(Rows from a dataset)
** begin **

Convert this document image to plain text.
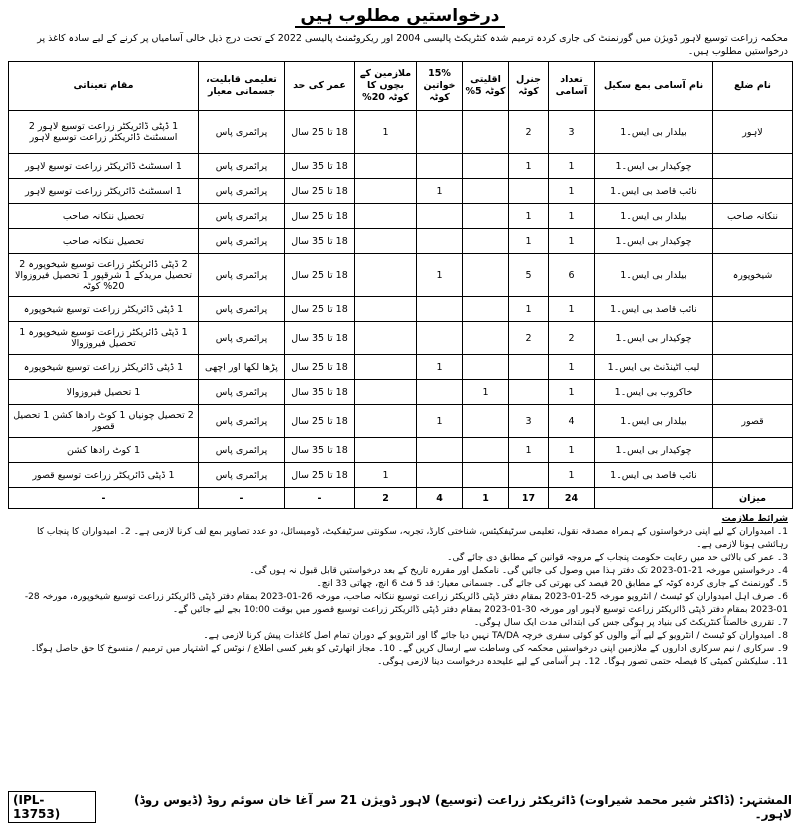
درخواستیں مطلوب ہیں
محکمہ زراعت توسیع لاہور ڈویژن میں گورنمنٹ کی جاری کردہ ترمیم شدہ کنٹریکٹ پالیسی 2004 اور ریکروٹمنٹ پالیسی 2022 کے تحت درج ذیل خالی آسامیاں پر کرنے کے لیے سادہ کاغذ پر درخواستیں مطلوب ہیں۔
نام ضلع	نام آسامی بمع سکیل	تعداد آسامی	جنرل کوٹہ	اقلیتی کوٹہ 5%	15% خواتین کوٹہ	ملازمین کے بچوں کا کوٹہ 20%	عمر کی حد	تعلیمی قابلیت، جسمانی معیار	مقام تعیناتی
لاہور	بیلدار بی ایس۔1	3	2			1	18 تا 25 سال	پرائمری پاس	1 ڈپٹی ڈائریکٹر زراعت توسیع لاہور 2 اسسٹنٹ ڈائریکٹر زراعت توسیع لاہور
	چوکیدار بی ایس۔1	1	1				18 تا 35 سال	پرائمری پاس	1 اسسٹنٹ ڈائریکٹر زراعت توسیع لاہور
	نائب قاصد بی ایس۔1	1			1		18 تا 25 سال	پرائمری پاس	1 اسسٹنٹ ڈائریکٹر زراعت توسیع لاہور
ننکانہ صاحب	بیلدار بی ایس۔1	1	1				18 تا 25 سال	پرائمری پاس	تحصیل ننکانہ صاحب
	چوکیدار بی ایس۔1	1	1				18 تا 35 سال	پرائمری پاس	تحصیل ننکانہ صاحب
شیخوپورہ	بیلدار بی ایس۔1	6	5		1		18 تا 25 سال	پرائمری پاس	2 ڈپٹی ڈائریکٹر زراعت توسیع شیخوپورہ 2 تحصیل مریدکے 1 شرقپور 1 تحصیل فیروزوالا 20% کوٹہ
	نائب قاصد بی ایس۔1	1	1				18 تا 25 سال	پرائمری پاس	1 ڈپٹی ڈائریکٹر زراعت توسیع شیخوپورہ
	چوکیدار بی ایس۔1	2	2				18 تا 35 سال	پرائمری پاس	1 ڈپٹی ڈائریکٹر زراعت توسیع شیخوپورہ 1 تحصیل فیروزوالا
	لیب اٹینڈنٹ بی ایس۔1	1			1		18 تا 25 سال	پڑھا لکھا اور اچھی	1 ڈپٹی ڈائریکٹر زراعت توسیع شیخوپورہ
	خاکروب بی ایس۔1	1		1			18 تا 35 سال	پرائمری پاس	1 تحصیل فیروزوالا
قصور	بیلدار بی ایس۔1	4	3		1		18 تا 25 سال	پرائمری پاس	2 تحصیل چونیاں 1 کوٹ رادھا کشن 1 تحصیل قصور
	چوکیدار بی ایس۔1	1	1				18 تا 35 سال	پرائمری پاس	1 کوٹ رادھا کشن
	نائب قاصد بی ایس۔1	1				1	18 تا 25 سال	پرائمری پاس	1 ڈپٹی ڈائریکٹر زراعت توسیع قصور
میزان		24	17	1	4	2	-	-	-
شرائط ملازمت
1۔ امیدواران کے لیے اپنی درخواستوں کے ہمراہ مصدقہ نقول، تعلیمی سرٹیفکیٹس، شناختی کارڈ، تجربہ، سکونتی سرٹیفکیٹ، ڈومیسائل، دو عدد تصاویر بمع لف کرنا لازمی ہے۔ 2۔ امیدواران کا پنجاب کا رہائشی ہونا لازمی ہے۔
3۔ عمر کی بالائی حد میں رعایت حکومت پنجاب کے مروجہ قوانین کے مطابق دی جائے گی۔
4۔ درخواستیں مورخہ 21-01-2023 تک دفتر ہذا میں وصول کی جائیں گی۔ نامکمل اور مقررہ تاریخ کے بعد درخواستیں قابل قبول نہ ہوں گی۔
5۔ گورنمنٹ کے جاری کردہ کوٹہ کے مطابق 20 فیصد کی بھرتی کی جائے گی۔ جسمانی معیار: قد 5 فٹ 6 انچ، چھاتی 33 انچ۔
6۔ صرف اہل امیدواران کو ٹیسٹ / انٹرویو مورخہ 25-01-2023 بمقام دفتر ڈپٹی ڈائریکٹر زراعت توسیع ننکانہ صاحب، مورخہ 26-01-2023 بمقام دفتر ڈپٹی ڈائریکٹر زراعت توسیع شیخوپورہ، مورخہ 28-01-2023 بمقام دفتر ڈپٹی ڈائریکٹر زراعت توسیع لاہور اور مورخہ 30-01-2023 بمقام دفتر ڈپٹی ڈائریکٹر زراعت توسیع قصور میں بوقت 10:00 بجے لیے جائیں گے۔
7۔ تقرری خالصتاً کنٹریکٹ کی بنیاد پر ہوگی جس کی ابتدائی مدت ایک سال ہوگی۔
8۔ امیدواران کو ٹیسٹ / انٹرویو کے لیے آنے والوں کو کوئی سفری خرچہ TA/DA نہیں دیا جائے گا اور انٹرویو کے دوران تمام اصل کاغذات پیش کرنا لازمی ہے۔
9۔ سرکاری / نیم سرکاری اداروں کے ملازمین اپنی درخواستیں محکمہ کی وساطت سے ارسال کریں گے۔ 10۔ مجاز اتھارٹی کو بغیر کسی اطلاع / نوٹس کے اشتہار میں ترمیم / منسوخ کا حق حاصل ہوگا۔
11۔ سلیکشن کمیٹی کا فیصلہ حتمی تصور ہوگا۔ 12۔ ہر آسامی کے لیے علیحدہ درخواست دینا لازمی ہوگی۔
(IPL-13753)
المشتہر: (ڈاکٹر شیر محمد شیراوت) ڈائریکٹر زراعت (توسیع) لاہور ڈویژن 21 سر آغا خان سوئم روڈ (ڈیوس روڈ) لاہور۔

** end **

§ Stated task
Repeat every record precisely. Any picture among them stays out of the copy.

§ Response to this exercise
Convert this document image to plain text.
درخواستیں مطلوب ہیں
محکمہ زراعت توسیع لاہور ڈویژن میں گورنمنٹ کی جاری کردہ ترمیم شدہ کنٹریکٹ پالیسی 2004 اور ریکروٹمنٹ پالیسی 2022 کے تحت درج ذیل خالی آسامیاں پر کرنے کے لیے سادہ کاغذ پر درخواستیں مطلوب ہیں۔
نام ضلع	نام آسامی بمع سکیل	تعداد آسامی	جنرل کوٹہ	اقلیتی کوٹہ 5%	15% خواتین کوٹہ	ملازمین کے بچوں کا کوٹہ 20%	عمر کی حد	تعلیمی قابلیت، جسمانی معیار	مقام تعیناتی
لاہور	بیلدار بی ایس۔1	3	2			1	18 تا 25 سال	پرائمری پاس	1 ڈپٹی ڈائریکٹر زراعت توسیع لاہور 2 اسسٹنٹ ڈائریکٹر زراعت توسیع لاہور
	چوکیدار بی ایس۔1	1	1				18 تا 35 سال	پرائمری پاس	1 اسسٹنٹ ڈائریکٹر زراعت توسیع لاہور
	نائب قاصد بی ایس۔1	1			1		18 تا 25 سال	پرائمری پاس	1 اسسٹنٹ ڈائریکٹر زراعت توسیع لاہور
ننکانہ صاحب	بیلدار بی ایس۔1	1	1				18 تا 25 سال	پرائمری پاس	تحصیل ننکانہ صاحب
	چوکیدار بی ایس۔1	1	1				18 تا 35 سال	پرائمری پاس	تحصیل ننکانہ صاحب
شیخوپورہ	بیلدار بی ایس۔1	6	5		1		18 تا 25 سال	پرائمری پاس	2 ڈپٹی ڈائریکٹر زراعت توسیع شیخوپورہ 2 تحصیل مریدکے 1 شرقپور 1 تحصیل فیروزوالا 20% کوٹہ
	نائب قاصد بی ایس۔1	1	1				18 تا 25 سال	پرائمری پاس	1 ڈپٹی ڈائریکٹر زراعت توسیع شیخوپورہ
	چوکیدار بی ایس۔1	2	2				18 تا 35 سال	پرائمری پاس	1 ڈپٹی ڈائریکٹر زراعت توسیع شیخوپورہ 1 تحصیل فیروزوالا
	لیب اٹینڈنٹ بی ایس۔1	1			1		18 تا 25 سال	پڑھا لکھا اور اچھی	1 ڈپٹی ڈائریکٹر زراعت توسیع شیخوپورہ
	خاکروب بی ایس۔1	1		1			18 تا 35 سال	پرائمری پاس	1 تحصیل فیروزوالا
قصور	بیلدار بی ایس۔1	4	3		1		18 تا 25 سال	پرائمری پاس	2 تحصیل چونیاں 1 کوٹ رادھا کشن 1 تحصیل قصور
	چوکیدار بی ایس۔1	1	1				18 تا 35 سال	پرائمری پاس	1 کوٹ رادھا کشن
	نائب قاصد بی ایس۔1	1				1	18 تا 25 سال	پرائمری پاس	1 ڈپٹی ڈائریکٹر زراعت توسیع قصور
میزان		24	17	1	4	2	-	-	-
شرائط ملازمت
1۔ امیدواران کے لیے اپنی درخواستوں کے ہمراہ مصدقہ نقول، تعلیمی سرٹیفکیٹس، شناختی کارڈ، تجربہ، سکونتی سرٹیفکیٹ، ڈومیسائل، دو عدد تصاویر بمع لف کرنا لازمی ہے۔ 2۔ امیدواران کا پنجاب کا رہائشی ہونا لازمی ہے۔
3۔ عمر کی بالائی حد میں رعایت حکومت پنجاب کے مروجہ قوانین کے مطابق دی جائے گی۔
4۔ درخواستیں مورخہ 21-01-2023 تک دفتر ہذا میں وصول کی جائیں گی۔ نامکمل اور مقررہ تاریخ کے بعد درخواستیں قابل قبول نہ ہوں گی۔
5۔ گورنمنٹ کے جاری کردہ کوٹہ کے مطابق 20 فیصد کی بھرتی کی جائے گی۔ جسمانی معیار: قد 5 فٹ 6 انچ، چھاتی 33 انچ۔
6۔ صرف اہل امیدواران کو ٹیسٹ / انٹرویو مورخہ 25-01-2023 بمقام دفتر ڈپٹی ڈائریکٹر زراعت توسیع ننکانہ صاحب، مورخہ 26-01-2023 بمقام دفتر ڈپٹی ڈائریکٹر زراعت توسیع شیخوپورہ، مورخہ 28-01-2023 بمقام دفتر ڈپٹی ڈائریکٹر زراعت توسیع لاہور اور مورخہ 30-01-2023 بمقام دفتر ڈپٹی ڈائریکٹر زراعت توسیع قصور میں بوقت 10:00 بجے لیے جائیں گے۔
7۔ تقرری خالصتاً کنٹریکٹ کی بنیاد پر ہوگی جس کی ابتدائی مدت ایک سال ہوگی۔
8۔ امیدواران کو ٹیسٹ / انٹرویو کے لیے آنے والوں کو کوئی سفری خرچہ TA/DA نہیں دیا جائے گا اور انٹرویو کے دوران تمام اصل کاغذات پیش کرنا لازمی ہے۔
9۔ سرکاری / نیم سرکاری اداروں کے ملازمین اپنی درخواستیں محکمہ کی وساطت سے ارسال کریں گے۔ 10۔ مجاز اتھارٹی کو بغیر کسی اطلاع / نوٹس کے اشتہار میں ترمیم / منسوخ کا حق حاصل ہوگا۔
11۔ سلیکشن کمیٹی کا فیصلہ حتمی تصور ہوگا۔ 12۔ ہر آسامی کے لیے علیحدہ درخواست دینا لازمی ہوگی۔
(IPL-13753)
المشتہر: (ڈاکٹر شیر محمد شیراوت) ڈائریکٹر زراعت (توسیع) لاہور ڈویژن 21 سر آغا خان سوئم روڈ (ڈیوس روڈ) لاہور۔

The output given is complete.